## Estratto
Questa fine di 2015 potrebbe rivelare un’amara sorpresa per l’ormai storico torneo combined di Miami. Il 9 dicembre prossimo, infatti, la International Players Championships, società del gruppo IMG che detiene i diritti del Miami Open, vedrà discussa dalla Terza Corte d’Appello di Miami la propria richiesta di ribaltare la sentenza di primo grado che per il momento consente a Bruce Matheson, discendente della famiglia originariamente proprietaria di Key Biscayne, di impedire qualunque cambiamento alla struttura attuale del Crandon Park Tennis Center.
Questa sentenza d’appello potrebbe rappresentare una tappa fondamentale nella lunghissima diatriba legale che ormai da anni vede Matheson opporsi all’ampliamento delle strutture che ogni primavera ospitano il tradizionale torneo di Miami. L’IMG, infatti, attraverso il direttore del torneo Adam Barrett, ha fatto sapere che una decisione contraria potrebbe spingere la multinazionale americana a prendere in considerazione altre sedi, nonostante un contratto in essere con Crandon Park che scadrà solo nel 2023. “A noi piace molto Miami, e proveremo a rimanere qui il più a lungo possibile – ha dichiarato Barrett al Miami Herald – ma si tratta di una semplice questione di domanda ed offerta, e gli ostacoli che stiamo affrontando ora potrebbero rivelarsi troppo duri da superare. Ogni giorno che lasciamo passare senza migliorare i nostri impianti è un giorno che tornei concorrenti utilizzano per distanziarsi sempre più da noi. Abbiamo il supporto della comunità locale, il progetto di riammodernamento è già stato approvato e sarà interamente finanziato con fondi privati, ciononostante non possiamo dare il via ai lavori, ed abbiamo già ricevuto l’interessamento di altre sedi”.

(Record di annotazione del layout)

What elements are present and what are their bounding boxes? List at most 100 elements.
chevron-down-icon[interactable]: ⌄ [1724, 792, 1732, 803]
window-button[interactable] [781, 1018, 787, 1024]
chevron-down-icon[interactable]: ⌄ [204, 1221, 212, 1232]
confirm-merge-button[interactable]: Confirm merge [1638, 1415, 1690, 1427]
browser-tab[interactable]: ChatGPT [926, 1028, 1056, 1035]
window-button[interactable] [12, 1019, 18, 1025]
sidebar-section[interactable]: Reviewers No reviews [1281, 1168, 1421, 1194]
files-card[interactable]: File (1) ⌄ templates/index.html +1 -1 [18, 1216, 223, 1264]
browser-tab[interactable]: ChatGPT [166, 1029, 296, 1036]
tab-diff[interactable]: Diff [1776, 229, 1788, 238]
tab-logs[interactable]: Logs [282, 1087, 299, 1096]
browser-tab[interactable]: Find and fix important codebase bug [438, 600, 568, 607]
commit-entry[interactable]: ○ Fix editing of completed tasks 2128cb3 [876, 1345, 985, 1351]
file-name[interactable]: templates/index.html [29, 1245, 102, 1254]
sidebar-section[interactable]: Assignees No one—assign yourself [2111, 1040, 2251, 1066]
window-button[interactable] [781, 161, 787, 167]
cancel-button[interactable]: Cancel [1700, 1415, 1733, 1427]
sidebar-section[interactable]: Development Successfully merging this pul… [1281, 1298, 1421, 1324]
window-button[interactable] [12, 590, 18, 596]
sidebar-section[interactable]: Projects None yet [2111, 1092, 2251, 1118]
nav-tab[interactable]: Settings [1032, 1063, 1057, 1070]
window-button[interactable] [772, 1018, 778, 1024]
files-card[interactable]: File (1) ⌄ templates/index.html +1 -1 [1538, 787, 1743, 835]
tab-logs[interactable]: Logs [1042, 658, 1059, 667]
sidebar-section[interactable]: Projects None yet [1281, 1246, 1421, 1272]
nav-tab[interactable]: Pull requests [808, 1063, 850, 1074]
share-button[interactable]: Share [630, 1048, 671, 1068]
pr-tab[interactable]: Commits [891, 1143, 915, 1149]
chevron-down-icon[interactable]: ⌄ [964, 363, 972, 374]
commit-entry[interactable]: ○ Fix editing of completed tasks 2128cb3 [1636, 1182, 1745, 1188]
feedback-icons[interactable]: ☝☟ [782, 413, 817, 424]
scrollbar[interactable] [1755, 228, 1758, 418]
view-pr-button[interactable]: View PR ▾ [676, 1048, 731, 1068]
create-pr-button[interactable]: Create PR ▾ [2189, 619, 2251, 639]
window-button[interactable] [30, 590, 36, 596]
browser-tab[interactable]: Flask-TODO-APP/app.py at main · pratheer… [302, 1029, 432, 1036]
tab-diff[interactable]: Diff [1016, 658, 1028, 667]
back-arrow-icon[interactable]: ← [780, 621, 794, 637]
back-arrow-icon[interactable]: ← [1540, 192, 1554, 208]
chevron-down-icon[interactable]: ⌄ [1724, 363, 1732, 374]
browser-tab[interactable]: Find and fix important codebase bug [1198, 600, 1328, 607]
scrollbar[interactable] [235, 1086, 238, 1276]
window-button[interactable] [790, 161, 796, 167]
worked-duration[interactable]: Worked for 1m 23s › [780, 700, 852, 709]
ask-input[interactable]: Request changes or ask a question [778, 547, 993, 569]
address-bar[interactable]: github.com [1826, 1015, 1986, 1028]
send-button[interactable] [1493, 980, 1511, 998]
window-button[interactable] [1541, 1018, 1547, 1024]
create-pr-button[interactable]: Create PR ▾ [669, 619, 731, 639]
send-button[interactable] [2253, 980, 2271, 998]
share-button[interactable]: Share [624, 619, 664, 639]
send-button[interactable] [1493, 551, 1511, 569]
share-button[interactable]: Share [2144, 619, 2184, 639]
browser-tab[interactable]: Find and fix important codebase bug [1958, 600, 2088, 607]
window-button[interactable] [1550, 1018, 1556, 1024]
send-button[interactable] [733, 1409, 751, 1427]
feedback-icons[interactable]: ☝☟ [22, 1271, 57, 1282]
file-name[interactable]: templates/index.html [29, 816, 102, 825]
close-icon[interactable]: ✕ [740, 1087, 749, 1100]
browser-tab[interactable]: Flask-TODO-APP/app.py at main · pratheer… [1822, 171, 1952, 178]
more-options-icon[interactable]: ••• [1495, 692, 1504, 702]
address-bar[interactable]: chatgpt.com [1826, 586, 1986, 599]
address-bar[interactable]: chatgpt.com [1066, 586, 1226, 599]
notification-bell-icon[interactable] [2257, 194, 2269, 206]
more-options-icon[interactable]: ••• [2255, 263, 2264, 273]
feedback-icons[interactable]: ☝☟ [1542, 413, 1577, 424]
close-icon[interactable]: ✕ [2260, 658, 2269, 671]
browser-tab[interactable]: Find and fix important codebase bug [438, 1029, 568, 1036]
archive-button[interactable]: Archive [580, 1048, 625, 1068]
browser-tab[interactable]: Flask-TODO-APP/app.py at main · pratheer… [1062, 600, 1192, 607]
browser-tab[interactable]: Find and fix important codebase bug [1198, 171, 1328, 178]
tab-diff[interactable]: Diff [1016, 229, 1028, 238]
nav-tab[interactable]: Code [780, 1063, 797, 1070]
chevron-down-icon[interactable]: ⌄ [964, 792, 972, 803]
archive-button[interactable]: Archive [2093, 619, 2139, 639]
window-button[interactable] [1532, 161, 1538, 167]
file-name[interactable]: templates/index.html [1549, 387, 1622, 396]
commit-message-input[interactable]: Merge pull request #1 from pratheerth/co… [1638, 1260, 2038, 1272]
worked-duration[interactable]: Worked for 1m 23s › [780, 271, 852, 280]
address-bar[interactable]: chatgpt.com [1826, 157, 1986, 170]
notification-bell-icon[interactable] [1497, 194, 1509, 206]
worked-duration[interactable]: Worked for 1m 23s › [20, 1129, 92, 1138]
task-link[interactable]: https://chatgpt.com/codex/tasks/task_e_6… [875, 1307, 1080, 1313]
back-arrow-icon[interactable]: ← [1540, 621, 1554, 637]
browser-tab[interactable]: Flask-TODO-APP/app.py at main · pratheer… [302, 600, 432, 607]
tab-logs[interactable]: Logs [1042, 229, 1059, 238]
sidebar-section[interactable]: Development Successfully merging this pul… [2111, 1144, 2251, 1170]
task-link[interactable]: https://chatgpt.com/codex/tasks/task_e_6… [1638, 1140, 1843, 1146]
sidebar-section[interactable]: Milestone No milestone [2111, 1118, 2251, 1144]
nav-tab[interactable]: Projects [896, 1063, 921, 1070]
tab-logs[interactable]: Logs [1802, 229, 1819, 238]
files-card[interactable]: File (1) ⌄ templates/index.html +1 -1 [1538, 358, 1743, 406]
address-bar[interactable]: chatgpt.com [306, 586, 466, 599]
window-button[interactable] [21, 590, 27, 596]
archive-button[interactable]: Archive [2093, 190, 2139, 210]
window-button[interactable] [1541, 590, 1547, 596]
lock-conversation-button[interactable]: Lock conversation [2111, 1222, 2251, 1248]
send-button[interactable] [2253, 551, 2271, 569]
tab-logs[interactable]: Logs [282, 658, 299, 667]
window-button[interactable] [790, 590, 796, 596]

## Compiti proposti
[a] In base all'estratto sul torneo di Miami, per quale motivo ogni giorno trascorso senza migliorare gli impianti costituisce un problema per gli organizzatori? Risponda in una-tre frasi.
[b] Nella parte dei record che va dall'inizio fino alla riga contenente "chevron-down-icon[interactable]: ⌄ [204, 1221, 212, 1232]", estremi inclusi, sostituisca "interactable" con "interattivo" e riporti soltanto quelle righe, lasciando invariato tutto il resto.

## Risposte attese
[a] Secondo quanto dichiarato dal direttore del torneo Adam Barrett, ogni giorno che passa senza migliorare gli impianti è un giorno che i tornei concorrenti utilizzano per distanziarsi sempre più dal torneo di Miami.

[b]
What elements are present and what are their bounding boxes? List at most 100 elements.
chevron-down-icon[interattivo]: ⌄ [1724, 792, 1732, 803]
window-button[interattivo] [781, 1018, 787, 1024]
chevron-down-icon[interattivo]: ⌄ [204, 1221, 212, 1232]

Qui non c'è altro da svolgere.